Records from a dataset
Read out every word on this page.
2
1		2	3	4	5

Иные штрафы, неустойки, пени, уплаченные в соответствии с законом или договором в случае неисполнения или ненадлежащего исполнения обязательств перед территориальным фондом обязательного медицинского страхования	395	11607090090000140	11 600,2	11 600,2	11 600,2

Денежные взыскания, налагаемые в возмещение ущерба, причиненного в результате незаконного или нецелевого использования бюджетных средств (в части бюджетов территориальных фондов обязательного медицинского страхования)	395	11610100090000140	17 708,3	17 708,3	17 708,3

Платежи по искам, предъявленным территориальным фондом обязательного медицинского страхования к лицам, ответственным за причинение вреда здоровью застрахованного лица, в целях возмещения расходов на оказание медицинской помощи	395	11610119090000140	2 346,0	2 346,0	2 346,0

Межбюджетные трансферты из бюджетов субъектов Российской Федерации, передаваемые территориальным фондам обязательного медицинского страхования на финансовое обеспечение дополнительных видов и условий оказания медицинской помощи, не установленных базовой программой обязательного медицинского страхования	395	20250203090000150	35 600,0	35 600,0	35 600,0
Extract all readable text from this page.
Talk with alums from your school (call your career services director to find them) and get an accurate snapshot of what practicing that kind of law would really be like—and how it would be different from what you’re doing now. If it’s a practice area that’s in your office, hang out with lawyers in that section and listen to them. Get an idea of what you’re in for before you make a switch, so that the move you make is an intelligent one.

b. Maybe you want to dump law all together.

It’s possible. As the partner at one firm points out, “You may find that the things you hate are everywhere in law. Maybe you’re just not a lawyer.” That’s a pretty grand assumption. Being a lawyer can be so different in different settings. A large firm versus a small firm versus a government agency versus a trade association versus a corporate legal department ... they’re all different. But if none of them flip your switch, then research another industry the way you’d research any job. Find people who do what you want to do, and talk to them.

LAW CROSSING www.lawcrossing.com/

_DIRECTIONS_: Report how many lines in the records hold the word "page", giving the number and nothing else.

_REPLY TO THE EXERCISE_: 2